■ PROBLEM DESCRIPTION:
Report each line of the entries below that includes "gymnasieskola".
--- RECORDS TO PROCESS ---
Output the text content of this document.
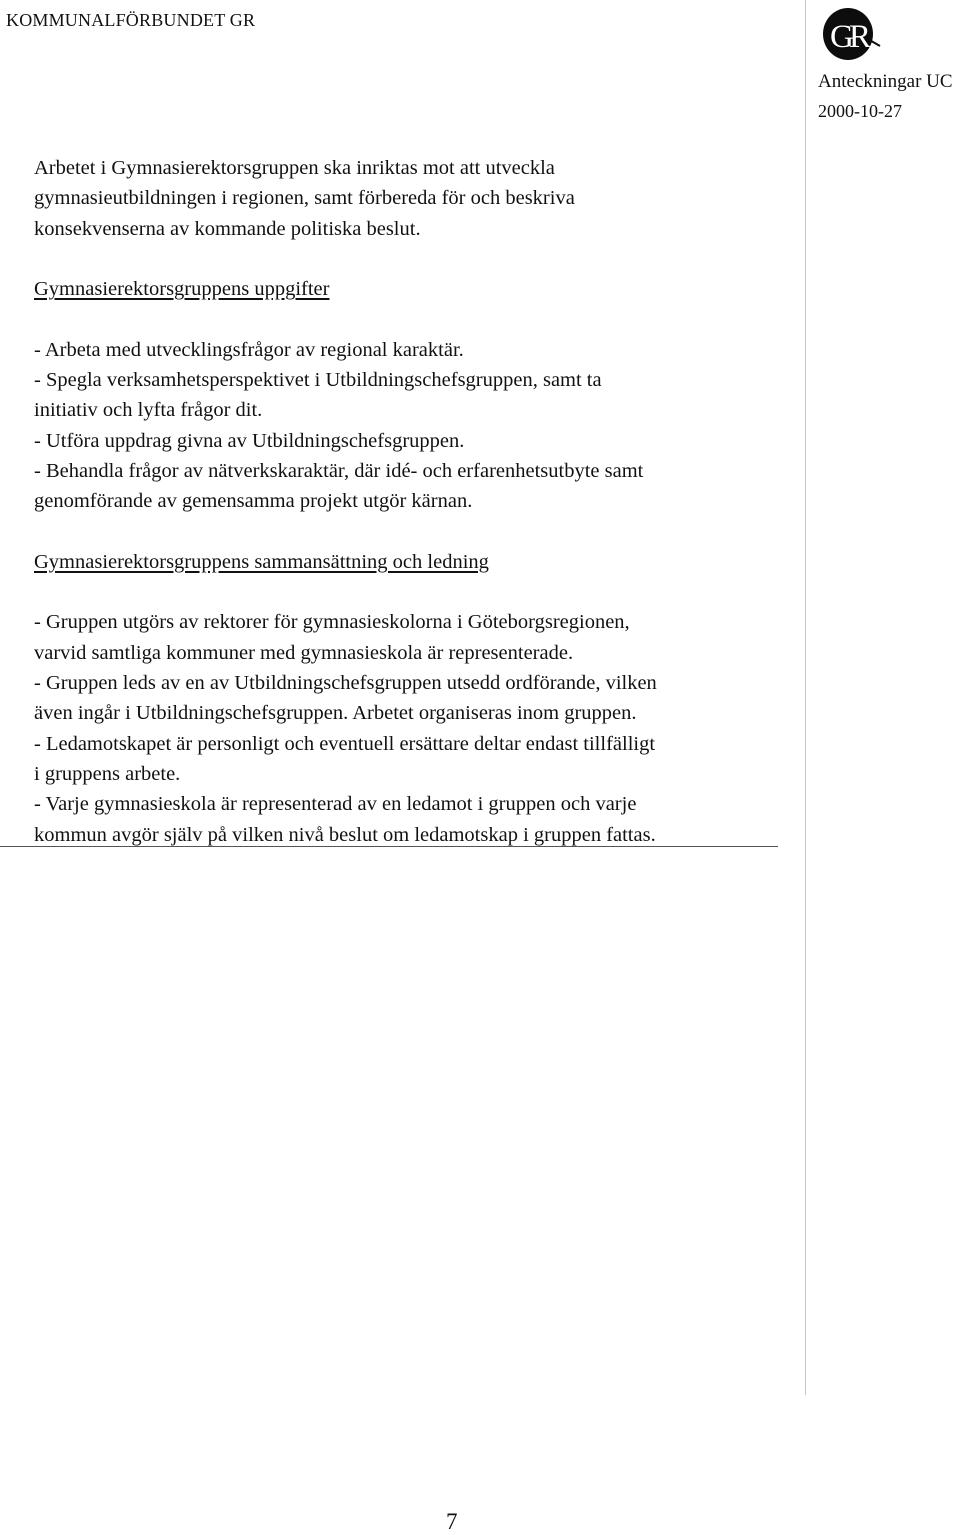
KOMMUNALFÖRBUNDET GR	G
R
Anteckningar UC
2000-10-27

Arbetet i Gymnasierektorsgruppen ska inriktas mot att utveckla

gymnasieutbildningen i regionen, samt förbereda för och beskriva

konsekvenserna av kommande politiska beslut.

Gymnasierektorsgruppens uppgifter

- Arbeta med utvecklingsfrågor av regional karaktär.

- Spegla verksamhetsperspektivet i Utbildningschefsgruppen, samt ta

initiativ och lyfta frågor dit.

- Utföra uppdrag givna av Utbildningschefsgruppen.

- Behandla frågor av nätverkskaraktär, där idé- och erfarenhetsutbyte samt

genomförande av gemensamma projekt utgör kärnan.

Gymnasierektorsgruppens sammansättning och ledning

- Gruppen utgörs av rektorer för gymnasieskolorna i Göteborgsregionen,

varvid samtliga kommuner med gymnasieskola är representerade.

- Gruppen leds av en av Utbildningschefsgruppen utsedd ordförande, vilken

även ingår i Utbildningschefsgruppen. Arbetet organiseras inom gruppen.

- Ledamotskapet är personligt och eventuell ersättare deltar endast tillfälligt

i gruppens arbete.

- Varje gymnasieskola är representerad av en ledamot i gruppen och varje

kommun avgör själv på vilken nivå beslut om ledamotskap i gruppen fattas.

7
---
■ EXERCISE RESULT:
varvid samtliga kommuner med gymnasieskola är representerade.
- Varje gymnasieskola är representerad av en ledamot i gruppen och varje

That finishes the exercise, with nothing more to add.